↓
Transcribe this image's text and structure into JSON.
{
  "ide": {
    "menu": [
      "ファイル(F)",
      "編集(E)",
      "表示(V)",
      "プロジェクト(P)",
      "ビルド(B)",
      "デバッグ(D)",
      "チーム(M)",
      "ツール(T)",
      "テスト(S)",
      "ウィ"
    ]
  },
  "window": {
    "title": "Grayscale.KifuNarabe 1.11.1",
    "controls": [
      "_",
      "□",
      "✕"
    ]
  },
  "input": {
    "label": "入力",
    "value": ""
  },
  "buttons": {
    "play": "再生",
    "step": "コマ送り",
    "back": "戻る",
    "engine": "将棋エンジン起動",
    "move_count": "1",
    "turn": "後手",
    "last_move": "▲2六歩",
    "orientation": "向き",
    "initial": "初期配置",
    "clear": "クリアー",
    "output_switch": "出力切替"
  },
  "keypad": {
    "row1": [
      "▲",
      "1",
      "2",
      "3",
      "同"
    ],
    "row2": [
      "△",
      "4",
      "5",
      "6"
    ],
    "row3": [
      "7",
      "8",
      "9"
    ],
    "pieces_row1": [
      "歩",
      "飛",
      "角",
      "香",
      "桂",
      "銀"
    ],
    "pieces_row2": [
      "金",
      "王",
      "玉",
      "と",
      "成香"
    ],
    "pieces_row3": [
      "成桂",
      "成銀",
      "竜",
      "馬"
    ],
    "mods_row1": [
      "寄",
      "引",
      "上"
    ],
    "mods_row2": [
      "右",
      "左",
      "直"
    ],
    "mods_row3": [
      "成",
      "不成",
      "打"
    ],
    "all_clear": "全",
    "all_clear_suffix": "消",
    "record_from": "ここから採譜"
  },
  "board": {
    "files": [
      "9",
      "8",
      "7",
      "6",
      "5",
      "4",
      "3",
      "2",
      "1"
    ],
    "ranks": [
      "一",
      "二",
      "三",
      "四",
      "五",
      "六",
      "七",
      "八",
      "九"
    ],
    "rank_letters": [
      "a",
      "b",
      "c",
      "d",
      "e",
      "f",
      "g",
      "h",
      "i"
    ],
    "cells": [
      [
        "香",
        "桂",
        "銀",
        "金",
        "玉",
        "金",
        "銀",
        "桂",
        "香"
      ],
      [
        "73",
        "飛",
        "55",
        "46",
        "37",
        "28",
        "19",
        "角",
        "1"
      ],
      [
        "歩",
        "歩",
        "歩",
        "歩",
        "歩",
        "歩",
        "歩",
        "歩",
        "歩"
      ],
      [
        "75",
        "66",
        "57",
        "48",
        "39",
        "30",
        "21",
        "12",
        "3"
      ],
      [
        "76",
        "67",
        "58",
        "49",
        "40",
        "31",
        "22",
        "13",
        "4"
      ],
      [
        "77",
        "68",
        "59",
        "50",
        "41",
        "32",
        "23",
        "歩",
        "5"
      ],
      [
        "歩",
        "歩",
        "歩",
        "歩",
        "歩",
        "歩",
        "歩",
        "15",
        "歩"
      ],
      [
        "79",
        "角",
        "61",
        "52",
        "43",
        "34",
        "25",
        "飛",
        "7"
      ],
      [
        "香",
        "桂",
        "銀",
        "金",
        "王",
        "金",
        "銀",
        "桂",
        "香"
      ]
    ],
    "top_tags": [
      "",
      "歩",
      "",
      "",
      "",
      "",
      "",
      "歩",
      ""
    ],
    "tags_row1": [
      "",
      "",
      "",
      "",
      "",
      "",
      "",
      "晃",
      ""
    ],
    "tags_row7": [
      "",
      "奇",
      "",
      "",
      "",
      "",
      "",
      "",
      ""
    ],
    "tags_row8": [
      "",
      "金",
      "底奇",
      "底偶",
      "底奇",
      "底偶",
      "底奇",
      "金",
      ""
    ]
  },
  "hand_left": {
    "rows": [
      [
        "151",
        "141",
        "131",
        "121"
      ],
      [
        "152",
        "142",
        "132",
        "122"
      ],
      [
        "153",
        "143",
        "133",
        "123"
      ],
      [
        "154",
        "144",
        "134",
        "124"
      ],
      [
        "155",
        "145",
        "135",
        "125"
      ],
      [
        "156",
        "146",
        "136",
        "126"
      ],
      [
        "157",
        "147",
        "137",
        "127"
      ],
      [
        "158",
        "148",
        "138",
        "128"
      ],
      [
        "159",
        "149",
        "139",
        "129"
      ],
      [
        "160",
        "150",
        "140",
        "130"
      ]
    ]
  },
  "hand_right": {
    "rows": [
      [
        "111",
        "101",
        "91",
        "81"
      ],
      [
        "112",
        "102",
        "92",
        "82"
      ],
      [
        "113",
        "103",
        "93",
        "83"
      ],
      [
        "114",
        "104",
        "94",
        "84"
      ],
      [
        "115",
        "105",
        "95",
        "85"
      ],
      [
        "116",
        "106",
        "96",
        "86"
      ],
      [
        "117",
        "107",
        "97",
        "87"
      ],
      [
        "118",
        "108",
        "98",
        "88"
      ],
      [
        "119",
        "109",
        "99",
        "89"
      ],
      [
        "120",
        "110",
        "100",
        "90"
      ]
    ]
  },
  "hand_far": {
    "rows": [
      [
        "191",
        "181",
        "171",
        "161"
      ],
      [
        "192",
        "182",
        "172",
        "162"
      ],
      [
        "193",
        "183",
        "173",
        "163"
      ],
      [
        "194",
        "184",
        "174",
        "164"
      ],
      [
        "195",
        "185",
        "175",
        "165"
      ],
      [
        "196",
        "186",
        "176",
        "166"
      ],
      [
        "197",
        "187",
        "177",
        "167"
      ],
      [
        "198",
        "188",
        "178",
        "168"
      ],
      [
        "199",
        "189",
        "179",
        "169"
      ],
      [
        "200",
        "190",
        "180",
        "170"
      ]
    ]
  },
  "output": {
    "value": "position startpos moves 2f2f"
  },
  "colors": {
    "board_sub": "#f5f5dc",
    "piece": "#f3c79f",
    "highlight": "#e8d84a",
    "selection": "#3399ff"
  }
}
↑
▶ Written problem:
Return all the data above once more, precisely as given.

▶ Output for this exercise:
Transcribe this image's text and structure into JSON.
{
  "ide": {
    "menu": [
      "ファイル(F)",
      "編集(E)",
      "表示(V)",
      "プロジェクト(P)",
      "ビルド(B)",
      "デバッグ(D)",
      "チーム(M)",
      "ツール(T)",
      "テスト(S)",
      "ウィ"
    ]
  },
  "window": {
    "title": "Grayscale.KifuNarabe 1.11.1",
    "controls": [
      "_",
      "□",
      "✕"
    ]
  },
  "input": {
    "label": "入力",
    "value": ""
  },
  "buttons": {
    "play": "再生",
    "step": "コマ送り",
    "back": "戻る",
    "engine": "将棋エンジン起動",
    "move_count": "1",
    "turn": "後手",
    "last_move": "▲2六歩",
    "orientation": "向き",
    "initial": "初期配置",
    "clear": "クリアー",
    "output_switch": "出力切替"
  },
  "keypad": {
    "row1": [
      "▲",
      "1",
      "2",
      "3",
      "同"
    ],
    "row2": [
      "△",
      "4",
      "5",
      "6"
    ],
    "row3": [
      "7",
      "8",
      "9"
    ],
    "pieces_row1": [
      "歩",
      "飛",
      "角",
      "香",
      "桂",
      "銀"
    ],
    "pieces_row2": [
      "金",
      "王",
      "玉",
      "と",
      "成香"
    ],
    "pieces_row3": [
      "成桂",
      "成銀",
      "竜",
      "馬"
    ],
    "mods_row1": [
      "寄",
      "引",
      "上"
    ],
    "mods_row2": [
      "右",
      "左",
      "直"
    ],
    "mods_row3": [
      "成",
      "不成",
      "打"
    ],
    "all_clear": "全",
    "all_clear_suffix": "消",
    "record_from": "ここから採譜"
  },
  "board": {
    "files": [
      "9",
      "8",
      "7",
      "6",
      "5",
      "4",
      "3",
      "2",
      "1"
    ],
    "ranks": [
      "一",
      "二",
      "三",
      "四",
      "五",
      "六",
      "七",
      "八",
      "九"
    ],
    "rank_letters": [
      "a",
      "b",
      "c",
      "d",
      "e",
      "f",
      "g",
      "h",
      "i"
    ],
    "cells": [
      [
        "香",
        "桂",
        "銀",
        "金",
        "玉",
        "金",
        "銀",
        "桂",
        "香"
      ],
      [
        "73",
        "飛",
        "55",
        "46",
        "37",
        "28",
        "19",
        "角",
        "1"
      ],
      [
        "歩",
        "歩",
        "歩",
        "歩",
        "歩",
        "歩",
        "歩",
        "歩",
        "歩"
      ],
      [
        "75",
        "66",
        "57",
        "48",
        "39",
        "30",
        "21",
        "12",
        "3"
      ],
      [
        "76",
        "67",
        "58",
        "49",
        "40",
        "31",
        "22",
        "13",
        "4"
      ],
      [
        "77",
        "68",
        "59",
        "50",
        "41",
        "32",
        "23",
        "歩",
        "5"
      ],
      [
        "歩",
        "歩",
        "歩",
        "歩",
        "歩",
        "歩",
        "歩",
        "15",
        "歩"
      ],
      [
        "79",
        "角",
        "61",
        "52",
        "43",
        "34",
        "25",
        "飛",
        "7"
      ],
      [
        "香",
        "桂",
        "銀",
        "金",
        "王",
        "金",
        "銀",
        "桂",
        "香"
      ]
    ],
    "top_tags": [
      "",
      "歩",
      "",
      "",
      "",
      "",
      "",
      "歩",
      ""
    ],
    "tags_row1": [
      "",
      "",
      "",
      "",
      "",
      "",
      "",
      "晃",
      ""
    ],
    "tags_row7": [
      "",
      "奇",
      "",
      "",
      "",
      "",
      "",
      "",
      ""
    ],
    "tags_row8": [
      "",
      "金",
      "底奇",
      "底偶",
      "底奇",
      "底偶",
      "底奇",
      "金",
      ""
    ]
  },
  "hand_left": {
    "rows": [
      [
        "151",
        "141",
        "131",
        "121"
      ],
      [
        "152",
        "142",
        "132",
        "122"
      ],
      [
        "153",
        "143",
        "133",
        "123"
      ],
      [
        "154",
        "144",
        "134",
        "124"
      ],
      [
        "155",
        "145",
        "135",
        "125"
      ],
      [
        "156",
        "146",
        "136",
        "126"
      ],
      [
        "157",
        "147",
        "137",
        "127"
      ],
      [
        "158",
        "148",
        "138",
        "128"
      ],
      [
        "159",
        "149",
        "139",
        "129"
      ],
      [
        "160",
        "150",
        "140",
        "130"
      ]
    ]
  },
  "hand_right": {
    "rows": [
      [
        "111",
        "101",
        "91",
        "81"
      ],
      [
        "112",
        "102",
        "92",
        "82"
      ],
      [
        "113",
        "103",
        "93",
        "83"
      ],
      [
        "114",
        "104",
        "94",
        "84"
      ],
      [
        "115",
        "105",
        "95",
        "85"
      ],
      [
        "116",
        "106",
        "96",
        "86"
      ],
      [
        "117",
        "107",
        "97",
        "87"
      ],
      [
        "118",
        "108",
        "98",
        "88"
      ],
      [
        "119",
        "109",
        "99",
        "89"
      ],
      [
        "120",
        "110",
        "100",
        "90"
      ]
    ]
  },
  "hand_far": {
    "rows": [
      [
        "191",
        "181",
        "171",
        "161"
      ],
      [
        "192",
        "182",
        "172",
        "162"
      ],
      [
        "193",
        "183",
        "173",
        "163"
      ],
      [
        "194",
        "184",
        "174",
        "164"
      ],
      [
        "195",
        "185",
        "175",
        "165"
      ],
      [
        "196",
        "186",
        "176",
        "166"
      ],
      [
        "197",
        "187",
        "177",
        "167"
      ],
      [
        "198",
        "188",
        "178",
        "168"
      ],
      [
        "199",
        "189",
        "179",
        "169"
      ],
      [
        "200",
        "190",
        "180",
        "170"
      ]
    ]
  },
  "output": {
    "value": "position startpos moves 2f2f"
  },
  "colors": {
    "board_sub": "#f5f5dc",
    "piece": "#f3c79f",
    "highlight": "#e8d84a",
    "selection": "#3399ff"
  }
}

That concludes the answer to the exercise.